Records about charts and figures

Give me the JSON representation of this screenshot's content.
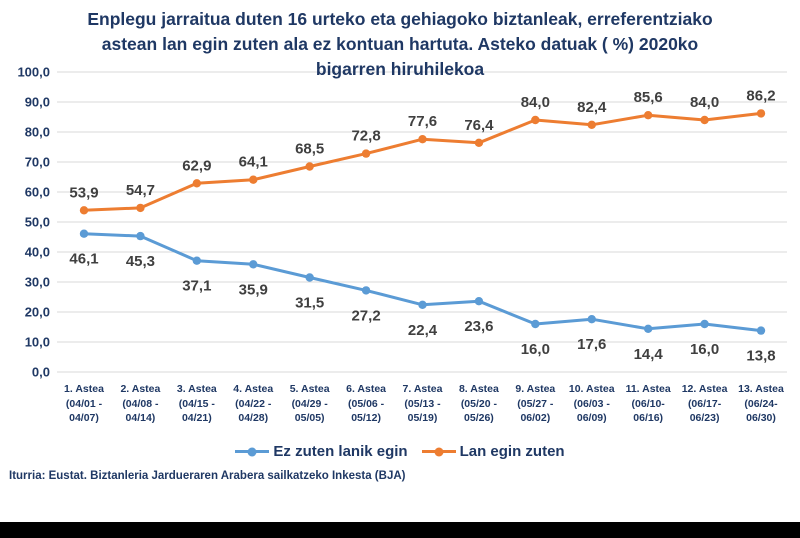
{
  "page": {
    "title_lines": [
      "Enplegu jarraitua duten 16 urteko eta gehiagoko biztanleak, erreferentziako",
      "astean lan egin zuten ala ez kontuan hartuta. Asteko datuak ( %) 2020ko",
      "bigarren hiruhilekoa"
    ],
    "source": "Iturria: Eustat. Biztanleria Jardueraren Arabera sailkatzeko Inkesta (BJA)"
  },
  "colors": {
    "title_text": "#1F3864",
    "axis_text": "#1F3864",
    "data_label_text": "#404040",
    "gridline": "#D9D9D9",
    "series_blue": "#5B9BD5",
    "series_orange": "#ED7D31",
    "bottom_bar": "#000000"
  },
  "chart_data": {
    "type": "line",
    "title": "Enplegu jarraitua duten 16 urteko eta gehiagoko biztanleak, erreferentziako astean lan egin zuten ala ez kontuan hartuta. Asteko datuak ( %) 2020ko bigarren hiruhilekoa",
    "categories": [
      [
        "1. Astea",
        "(04/01 -",
        "04/07)"
      ],
      [
        "2. Astea",
        "(04/08 -",
        "04/14)"
      ],
      [
        "3. Astea",
        "(04/15 -",
        "04/21)"
      ],
      [
        "4. Astea",
        "(04/22 -",
        "04/28)"
      ],
      [
        "5. Astea",
        "(04/29 -",
        "05/05)"
      ],
      [
        "6. Astea",
        "(05/06 -",
        "05/12)"
      ],
      [
        "7. Astea",
        "(05/13 -",
        "05/19)"
      ],
      [
        "8. Astea",
        "(05/20 -",
        "05/26)"
      ],
      [
        "9. Astea",
        "(05/27 -",
        "06/02)"
      ],
      [
        "10. Astea",
        "(06/03 -",
        "06/09)"
      ],
      [
        "11. Astea",
        "(06/10-",
        "06/16)"
      ],
      [
        "12. Astea",
        "(06/17-",
        "06/23)"
      ],
      [
        "13. Astea",
        "(06/24-",
        "06/30)"
      ]
    ],
    "series": [
      {
        "name": "Ez zuten lanik egin",
        "color": "#5B9BD5",
        "label_position": "below",
        "values": [
          46.1,
          45.3,
          37.1,
          35.9,
          31.5,
          27.2,
          22.4,
          23.6,
          16.0,
          17.6,
          14.4,
          16.0,
          13.8
        ]
      },
      {
        "name": "Lan egin zuten",
        "color": "#ED7D31",
        "label_position": "above",
        "values": [
          53.9,
          54.7,
          62.9,
          64.1,
          68.5,
          72.8,
          77.6,
          76.4,
          84.0,
          82.4,
          85.6,
          84.0,
          86.2
        ]
      }
    ],
    "y_ticks": [
      "100,0",
      "90,0",
      "80,0",
      "70,0",
      "60,0",
      "50,0",
      "40,0",
      "30,0",
      "20,0",
      "10,0",
      "0,0"
    ],
    "ylim": [
      0,
      100
    ],
    "grid": true,
    "legend_position": "bottom",
    "data_labels": true,
    "decimal_separator": ","
  }
}
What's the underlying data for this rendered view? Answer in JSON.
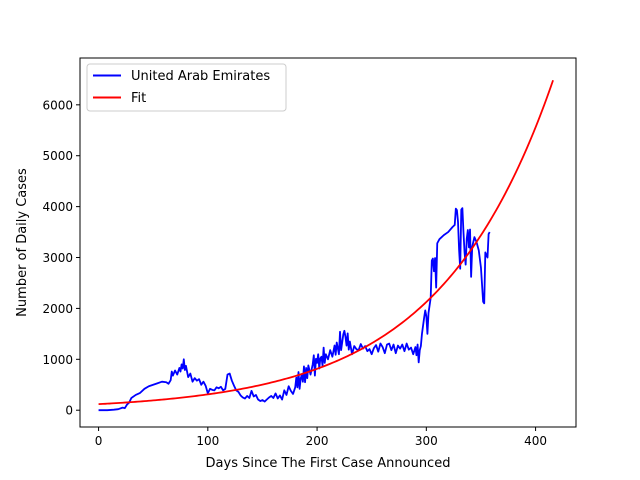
{
  "chart_data": {
    "type": "line",
    "title": "",
    "xlabel": "Days Since The First Case Announced",
    "ylabel": "Number of Daily Cases",
    "xlim": [
      -17,
      437
    ],
    "ylim": [
      -330,
      6920
    ],
    "xticks": [
      0,
      100,
      200,
      300,
      400
    ],
    "yticks": [
      0,
      1000,
      2000,
      3000,
      4000,
      5000,
      6000
    ],
    "grid": false,
    "legend_position": "upper-left",
    "series": [
      {
        "name": "United Arab Emirates",
        "color": "#0000ff",
        "points": [
          [
            0,
            0
          ],
          [
            8,
            0
          ],
          [
            14,
            10
          ],
          [
            18,
            20
          ],
          [
            22,
            50
          ],
          [
            24,
            40
          ],
          [
            26,
            110
          ],
          [
            28,
            150
          ],
          [
            30,
            240
          ],
          [
            34,
            300
          ],
          [
            38,
            340
          ],
          [
            42,
            420
          ],
          [
            46,
            470
          ],
          [
            50,
            500
          ],
          [
            54,
            530
          ],
          [
            58,
            560
          ],
          [
            62,
            550
          ],
          [
            64,
            520
          ],
          [
            66,
            590
          ],
          [
            67,
            760
          ],
          [
            68,
            680
          ],
          [
            70,
            780
          ],
          [
            72,
            700
          ],
          [
            74,
            830
          ],
          [
            75,
            760
          ],
          [
            76,
            900
          ],
          [
            77,
            820
          ],
          [
            78,
            1000
          ],
          [
            79,
            790
          ],
          [
            80,
            870
          ],
          [
            82,
            650
          ],
          [
            84,
            720
          ],
          [
            86,
            560
          ],
          [
            88,
            630
          ],
          [
            90,
            580
          ],
          [
            92,
            610
          ],
          [
            94,
            500
          ],
          [
            96,
            560
          ],
          [
            98,
            480
          ],
          [
            100,
            330
          ],
          [
            102,
            420
          ],
          [
            104,
            400
          ],
          [
            106,
            390
          ],
          [
            108,
            450
          ],
          [
            110,
            430
          ],
          [
            112,
            460
          ],
          [
            114,
            390
          ],
          [
            116,
            420
          ],
          [
            118,
            700
          ],
          [
            120,
            720
          ],
          [
            122,
            580
          ],
          [
            124,
            480
          ],
          [
            126,
            390
          ],
          [
            128,
            360
          ],
          [
            130,
            290
          ],
          [
            132,
            250
          ],
          [
            134,
            230
          ],
          [
            136,
            280
          ],
          [
            138,
            240
          ],
          [
            140,
            380
          ],
          [
            142,
            270
          ],
          [
            144,
            300
          ],
          [
            146,
            210
          ],
          [
            148,
            180
          ],
          [
            150,
            200
          ],
          [
            152,
            170
          ],
          [
            154,
            210
          ],
          [
            156,
            250
          ],
          [
            158,
            280
          ],
          [
            160,
            240
          ],
          [
            162,
            330
          ],
          [
            164,
            230
          ],
          [
            166,
            290
          ],
          [
            168,
            210
          ],
          [
            170,
            390
          ],
          [
            172,
            300
          ],
          [
            174,
            470
          ],
          [
            176,
            380
          ],
          [
            178,
            320
          ],
          [
            180,
            450
          ],
          [
            181,
            640
          ],
          [
            182,
            450
          ],
          [
            183,
            750
          ],
          [
            184,
            420
          ],
          [
            185,
            620
          ],
          [
            186,
            700
          ],
          [
            187,
            560
          ],
          [
            188,
            860
          ],
          [
            189,
            550
          ],
          [
            190,
            830
          ],
          [
            191,
            630
          ],
          [
            192,
            880
          ],
          [
            194,
            700
          ],
          [
            196,
            900
          ],
          [
            197,
            1080
          ],
          [
            198,
            680
          ],
          [
            199,
            1010
          ],
          [
            200,
            930
          ],
          [
            201,
            1100
          ],
          [
            202,
            820
          ],
          [
            203,
            1020
          ],
          [
            204,
            1050
          ],
          [
            205,
            870
          ],
          [
            206,
            1230
          ],
          [
            207,
            930
          ],
          [
            208,
            1100
          ],
          [
            210,
            1000
          ],
          [
            212,
            1180
          ],
          [
            214,
            1050
          ],
          [
            216,
            1270
          ],
          [
            217,
            1090
          ],
          [
            218,
            1330
          ],
          [
            220,
            1100
          ],
          [
            221,
            1540
          ],
          [
            222,
            1180
          ],
          [
            224,
            1490
          ],
          [
            225,
            1560
          ],
          [
            226,
            1440
          ],
          [
            227,
            1270
          ],
          [
            228,
            1510
          ],
          [
            229,
            1190
          ],
          [
            230,
            1350
          ],
          [
            232,
            1100
          ],
          [
            234,
            1260
          ],
          [
            236,
            1200
          ],
          [
            238,
            1180
          ],
          [
            240,
            1300
          ],
          [
            242,
            1210
          ],
          [
            244,
            1260
          ],
          [
            246,
            1160
          ],
          [
            248,
            1200
          ],
          [
            250,
            1100
          ],
          [
            252,
            1220
          ],
          [
            254,
            1280
          ],
          [
            256,
            1150
          ],
          [
            258,
            1310
          ],
          [
            260,
            1240
          ],
          [
            262,
            1120
          ],
          [
            264,
            1290
          ],
          [
            266,
            1310
          ],
          [
            268,
            1180
          ],
          [
            270,
            1290
          ],
          [
            272,
            1120
          ],
          [
            274,
            1270
          ],
          [
            276,
            1210
          ],
          [
            278,
            1290
          ],
          [
            280,
            1160
          ],
          [
            282,
            1310
          ],
          [
            284,
            1190
          ],
          [
            286,
            1230
          ],
          [
            288,
            1100
          ],
          [
            290,
            1240
          ],
          [
            291,
            1080
          ],
          [
            292,
            1290
          ],
          [
            293,
            940
          ],
          [
            294,
            1180
          ],
          [
            295,
            1260
          ],
          [
            296,
            1500
          ],
          [
            298,
            1820
          ],
          [
            299,
            1960
          ],
          [
            300,
            1850
          ],
          [
            301,
            1500
          ],
          [
            302,
            1910
          ],
          [
            304,
            2210
          ],
          [
            305,
            2940
          ],
          [
            306,
            2980
          ],
          [
            307,
            2730
          ],
          [
            308,
            2990
          ],
          [
            309,
            2410
          ],
          [
            310,
            3280
          ],
          [
            312,
            3360
          ],
          [
            316,
            3440
          ],
          [
            320,
            3500
          ],
          [
            324,
            3600
          ],
          [
            326,
            3640
          ],
          [
            327,
            3960
          ],
          [
            328,
            3930
          ],
          [
            329,
            3700
          ],
          [
            330,
            3150
          ],
          [
            331,
            2780
          ],
          [
            332,
            3940
          ],
          [
            333,
            3970
          ],
          [
            334,
            3500
          ],
          [
            335,
            3100
          ],
          [
            336,
            2860
          ],
          [
            337,
            3370
          ],
          [
            338,
            3540
          ],
          [
            339,
            3200
          ],
          [
            340,
            3550
          ],
          [
            341,
            2620
          ],
          [
            342,
            3210
          ],
          [
            344,
            3400
          ],
          [
            346,
            3300
          ],
          [
            348,
            3140
          ],
          [
            350,
            2800
          ],
          [
            352,
            2130
          ],
          [
            353,
            2100
          ],
          [
            354,
            3100
          ],
          [
            356,
            3000
          ],
          [
            357,
            3460
          ],
          [
            358,
            3500
          ]
        ]
      },
      {
        "name": "Fit",
        "color": "#ff0000",
        "function": "exponential",
        "a": 119,
        "b": 0.00961,
        "x_range": [
          0,
          416
        ],
        "points": [
          [
            0,
            119
          ],
          [
            50,
            192
          ],
          [
            100,
            311
          ],
          [
            150,
            502
          ],
          [
            200,
            811
          ],
          [
            250,
            1310
          ],
          [
            300,
            2117
          ],
          [
            350,
            3420
          ],
          [
            400,
            5525
          ],
          [
            416,
            6466
          ]
        ]
      }
    ]
  }
}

**WHAT THE EXERCISE ASKS**
Look through the entries above and list every line containing "JSON".

**SOLUTION FOR THIS EXERCISE**
Give me the JSON representation of this screenshot's content.
What's the underlying data for this rendered view? Answer in JSON.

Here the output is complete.